Every line below should be copied exactly; drop the pictures.

** start of Listed entries **

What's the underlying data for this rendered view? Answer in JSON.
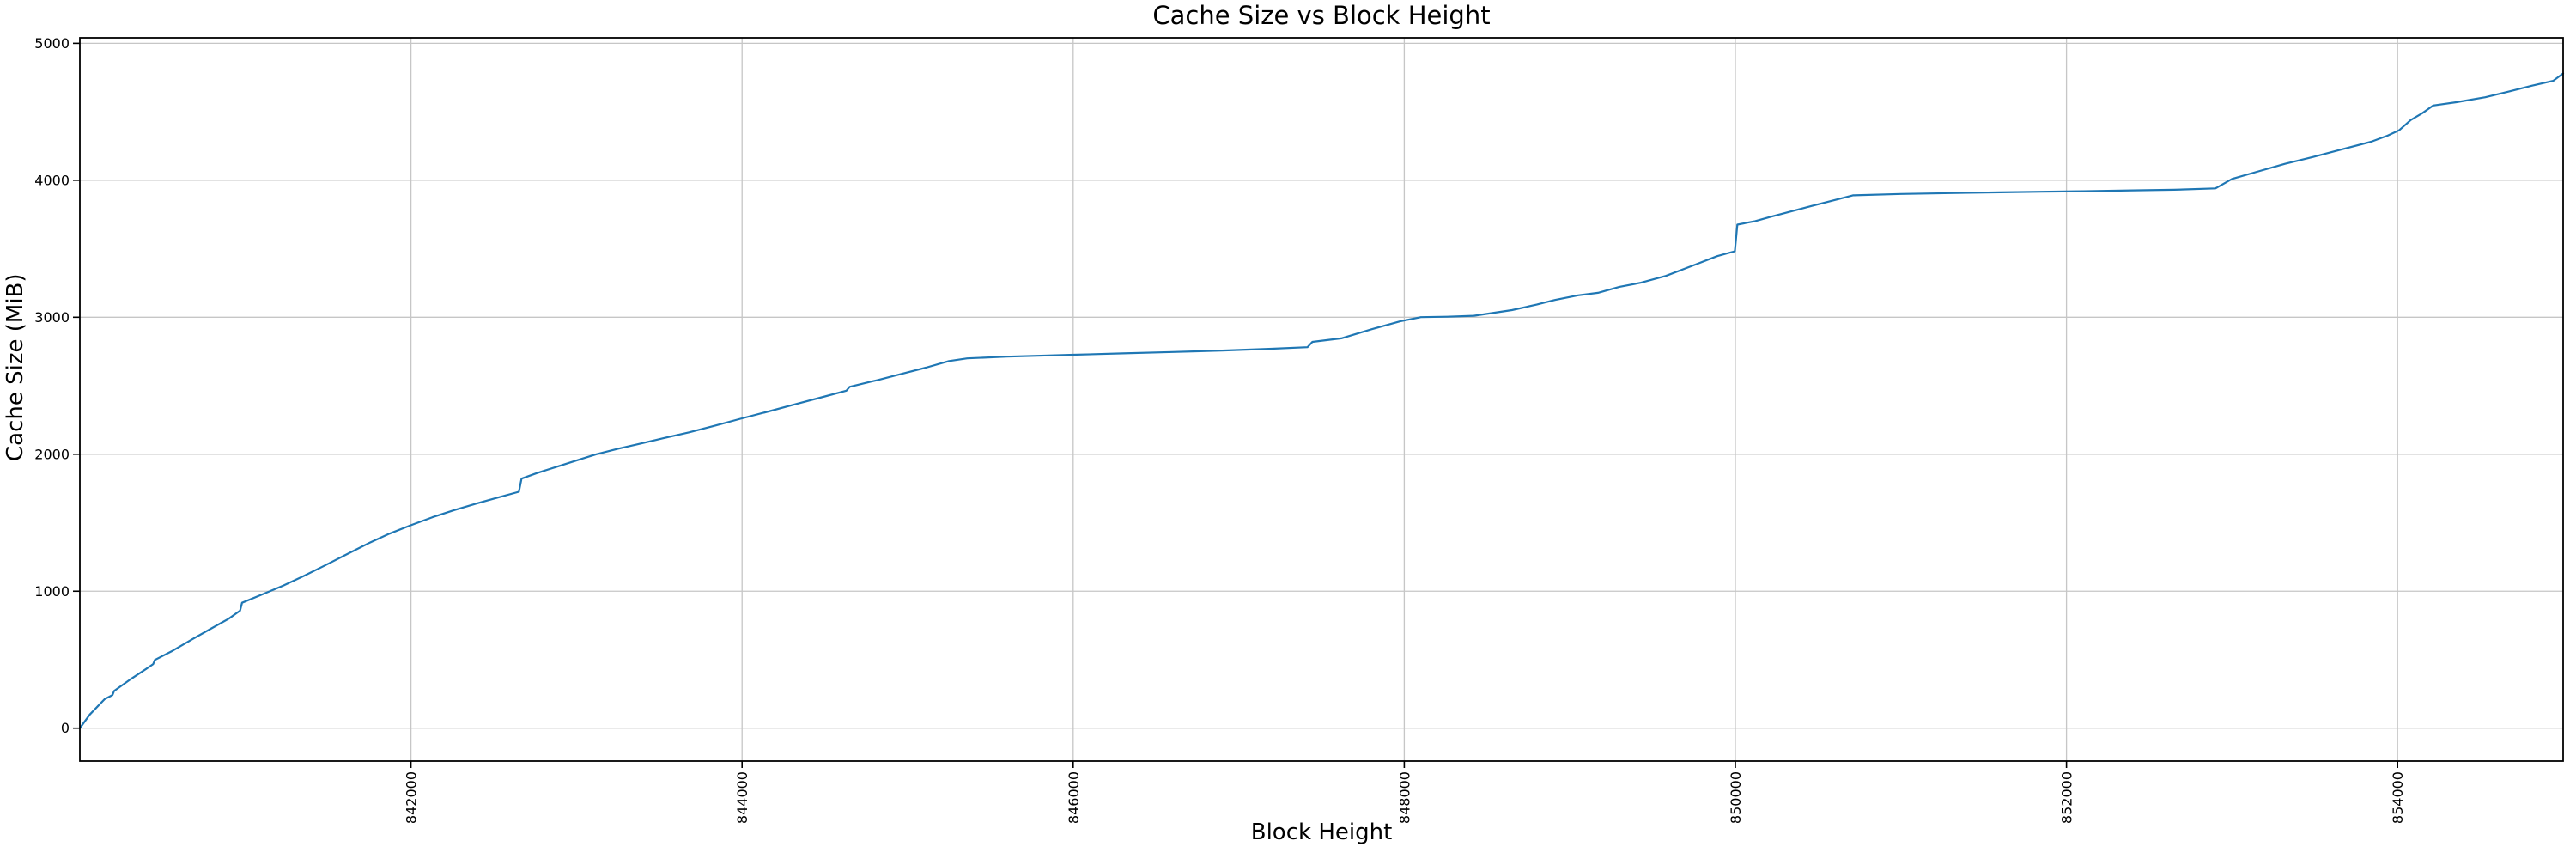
{
  "figure": {
    "background": "#ffffff"
  },
  "chart_data": {
    "type": "line",
    "title": "Cache Size vs Block Height",
    "xlabel": "Block Height",
    "ylabel": "Cache Size (MiB)",
    "xlim": [
      840000,
      855000
    ],
    "ylim": [
      -240,
      5040
    ],
    "grid": true,
    "legend": false,
    "line_color": "#1f77b4",
    "grid_color": "#c6c6c6",
    "spine_color": "#000000",
    "tick_color": "#000000",
    "text_color": "#000000",
    "xticks": {
      "values": [
        842000,
        844000,
        846000,
        848000,
        850000,
        852000,
        854000
      ],
      "labels": [
        "842000",
        "844000",
        "846000",
        "848000",
        "850000",
        "852000",
        "854000"
      ],
      "rotation": -90
    },
    "yticks": {
      "values": [
        0,
        1000,
        2000,
        3000,
        4000,
        5000
      ],
      "labels": [
        "0",
        "1000",
        "2000",
        "3000",
        "4000",
        "5000"
      ],
      "rotation": 0
    },
    "series": [
      {
        "points": [
          [
            840000,
            0
          ],
          [
            840060,
            100
          ],
          [
            840150,
            212
          ],
          [
            840197,
            242
          ],
          [
            840207,
            272
          ],
          [
            840300,
            352
          ],
          [
            840400,
            432
          ],
          [
            840443,
            468
          ],
          [
            840453,
            498
          ],
          [
            840560,
            565
          ],
          [
            840680,
            650
          ],
          [
            840800,
            732
          ],
          [
            840900,
            800
          ],
          [
            840968,
            858
          ],
          [
            840980,
            916
          ],
          [
            841100,
            976
          ],
          [
            841230,
            1042
          ],
          [
            841350,
            1110
          ],
          [
            841480,
            1188
          ],
          [
            841610,
            1268
          ],
          [
            841740,
            1348
          ],
          [
            841870,
            1420
          ],
          [
            842000,
            1482
          ],
          [
            842130,
            1540
          ],
          [
            842260,
            1592
          ],
          [
            842400,
            1642
          ],
          [
            842530,
            1686
          ],
          [
            842652,
            1726
          ],
          [
            842668,
            1822
          ],
          [
            842760,
            1862
          ],
          [
            842890,
            1912
          ],
          [
            843020,
            1962
          ],
          [
            843120,
            2000
          ],
          [
            843250,
            2040
          ],
          [
            843380,
            2076
          ],
          [
            843520,
            2116
          ],
          [
            843680,
            2160
          ],
          [
            843840,
            2210
          ],
          [
            844000,
            2262
          ],
          [
            844160,
            2312
          ],
          [
            844320,
            2364
          ],
          [
            844500,
            2422
          ],
          [
            844630,
            2464
          ],
          [
            844650,
            2492
          ],
          [
            844820,
            2542
          ],
          [
            844980,
            2592
          ],
          [
            845110,
            2632
          ],
          [
            845250,
            2680
          ],
          [
            845360,
            2700
          ],
          [
            845600,
            2712
          ],
          [
            845850,
            2721
          ],
          [
            846000,
            2726
          ],
          [
            846300,
            2736
          ],
          [
            846600,
            2746
          ],
          [
            846900,
            2757
          ],
          [
            847200,
            2770
          ],
          [
            847415,
            2781
          ],
          [
            847445,
            2820
          ],
          [
            847620,
            2846
          ],
          [
            847800,
            2912
          ],
          [
            847975,
            2970
          ],
          [
            848100,
            3001
          ],
          [
            848260,
            3004
          ],
          [
            848420,
            3011
          ],
          [
            848650,
            3052
          ],
          [
            848800,
            3092
          ],
          [
            848910,
            3126
          ],
          [
            849050,
            3160
          ],
          [
            849170,
            3178
          ],
          [
            849300,
            3222
          ],
          [
            849430,
            3252
          ],
          [
            849580,
            3302
          ],
          [
            849740,
            3376
          ],
          [
            849890,
            3446
          ],
          [
            849997,
            3482
          ],
          [
            850012,
            3676
          ],
          [
            850120,
            3702
          ],
          [
            850210,
            3732
          ],
          [
            850460,
            3812
          ],
          [
            850620,
            3862
          ],
          [
            850710,
            3890
          ],
          [
            851000,
            3900
          ],
          [
            851300,
            3906
          ],
          [
            851600,
            3912
          ],
          [
            851850,
            3916
          ],
          [
            852100,
            3920
          ],
          [
            852400,
            3926
          ],
          [
            852650,
            3931
          ],
          [
            852900,
            3941
          ],
          [
            853000,
            4010
          ],
          [
            853150,
            4062
          ],
          [
            853320,
            4120
          ],
          [
            853490,
            4170
          ],
          [
            853665,
            4226
          ],
          [
            853840,
            4281
          ],
          [
            853940,
            4326
          ],
          [
            854010,
            4365
          ],
          [
            854080,
            4440
          ],
          [
            854150,
            4490
          ],
          [
            854215,
            4546
          ],
          [
            854355,
            4570
          ],
          [
            854530,
            4606
          ],
          [
            854700,
            4656
          ],
          [
            854810,
            4690
          ],
          [
            854940,
            4726
          ],
          [
            855000,
            4780
          ]
        ]
      }
    ]
  }
}
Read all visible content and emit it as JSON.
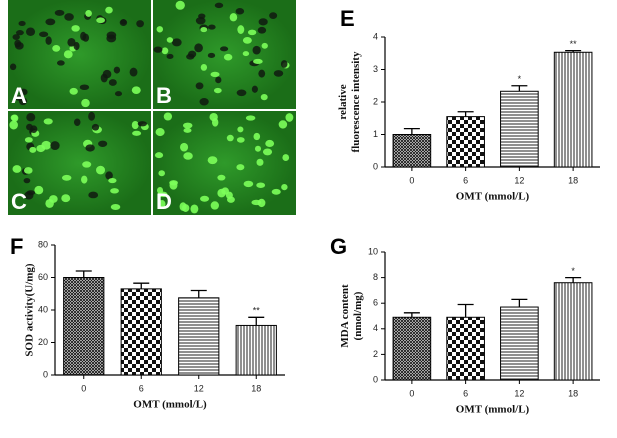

** end of Listed entries **

Task output –
What's the underlying data for this rendered view? Answer in JSON.
{
  "figure": {
    "background": "#ffffff"
  },
  "chart_data": {
    "type": "line",
    "title": "Cache Size vs Block Height",
    "xlabel": "Block Height",
    "ylabel": "Cache Size (MiB)",
    "xlim": [
      840000,
      855000
    ],
    "ylim": [
      -240,
      5040
    ],
    "grid": true,
    "legend": false,
    "line_color": "#1f77b4",
    "grid_color": "#c6c6c6",
    "spine_color": "#000000",
    "tick_color": "#000000",
    "text_color": "#000000",
    "xticks": {
      "values": [
        842000,
        844000,
        846000,
        848000,
        850000,
        852000,
        854000
      ],
      "labels": [
        "842000",
        "844000",
        "846000",
        "848000",
        "850000",
        "852000",
        "854000"
      ],
      "rotation": -90
    },
    "yticks": {
      "values": [
        0,
        1000,
        2000,
        3000,
        4000,
        5000
      ],
      "labels": [
        "0",
        "1000",
        "2000",
        "3000",
        "4000",
        "5000"
      ],
      "rotation": 0
    },
    "series": [
      {
        "points": [
          [
            840000,
            0
          ],
          [
            840060,
            100
          ],
          [
            840150,
            212
          ],
          [
            840197,
            242
          ],
          [
            840207,
            272
          ],
          [
            840300,
            352
          ],
          [
            840400,
            432
          ],
          [
            840443,
            468
          ],
          [
            840453,
            498
          ],
          [
            840560,
            565
          ],
          [
            840680,
            650
          ],
          [
            840800,
            732
          ],
          [
            840900,
            800
          ],
          [
            840968,
            858
          ],
          [
            840980,
            916
          ],
          [
            841100,
            976
          ],
          [
            841230,
            1042
          ],
          [
            841350,
            1110
          ],
          [
            841480,
            1188
          ],
          [
            841610,
            1268
          ],
          [
            841740,
            1348
          ],
          [
            841870,
            1420
          ],
          [
            842000,
            1482
          ],
          [
            842130,
            1540
          ],
          [
            842260,
            1592
          ],
          [
            842400,
            1642
          ],
          [
            842530,
            1686
          ],
          [
            842652,
            1726
          ],
          [
            842668,
            1822
          ],
          [
            842760,
            1862
          ],
          [
            842890,
            1912
          ],
          [
            843020,
            1962
          ],
          [
            843120,
            2000
          ],
          [
            843250,
            2040
          ],
          [
            843380,
            2076
          ],
          [
            843520,
            2116
          ],
          [
            843680,
            2160
          ],
          [
            843840,
            2210
          ],
          [
            844000,
            2262
          ],
          [
            844160,
            2312
          ],
          [
            844320,
            2364
          ],
          [
            844500,
            2422
          ],
          [
            844630,
            2464
          ],
          [
            844650,
            2492
          ],
          [
            844820,
            2542
          ],
          [
            844980,
            2592
          ],
          [
            845110,
            2632
          ],
          [
            845250,
            2680
          ],
          [
            845360,
            2700
          ],
          [
            845600,
            2712
          ],
          [
            845850,
            2721
          ],
          [
            846000,
            2726
          ],
          [
            846300,
            2736
          ],
          [
            846600,
            2746
          ],
          [
            846900,
            2757
          ],
          [
            847200,
            2770
          ],
          [
            847415,
            2781
          ],
          [
            847445,
            2820
          ],
          [
            847620,
            2846
          ],
          [
            847800,
            2912
          ],
          [
            847975,
            2970
          ],
          [
            848100,
            3001
          ],
          [
            848260,
            3004
          ],
          [
            848420,
            3011
          ],
          [
            848650,
            3052
          ],
          [
            848800,
            3092
          ],
          [
            848910,
            3126
          ],
          [
            849050,
            3160
          ],
          [
            849170,
            3178
          ],
          [
            849300,
            3222
          ],
          [
            849430,
            3252
          ],
          [
            849580,
            3302
          ],
          [
            849740,
            3376
          ],
          [
            849890,
            3446
          ],
          [
            849997,
            3482
          ],
          [
            850012,
            3676
          ],
          [
            850120,
            3702
          ],
          [
            850210,
            3732
          ],
          [
            850460,
            3812
          ],
          [
            850620,
            3862
          ],
          [
            850710,
            3890
          ],
          [
            851000,
            3900
          ],
          [
            851300,
            3906
          ],
          [
            851600,
            3912
          ],
          [
            851850,
            3916
          ],
          [
            852100,
            3920
          ],
          [
            852400,
            3926
          ],
          [
            852650,
            3931
          ],
          [
            852900,
            3941
          ],
          [
            853000,
            4010
          ],
          [
            853150,
            4062
          ],
          [
            853320,
            4120
          ],
          [
            853490,
            4170
          ],
          [
            853665,
            4226
          ],
          [
            853840,
            4281
          ],
          [
            853940,
            4326
          ],
          [
            854010,
            4365
          ],
          [
            854080,
            4440
          ],
          [
            854150,
            4490
          ],
          [
            854215,
            4546
          ],
          [
            854355,
            4570
          ],
          [
            854530,
            4606
          ],
          [
            854700,
            4656
          ],
          [
            854810,
            4690
          ],
          [
            854940,
            4726
          ],
          [
            855000,
            4780
          ]
        ]
      }
    ]
  }
}
Read all visible content and emit it as JSON.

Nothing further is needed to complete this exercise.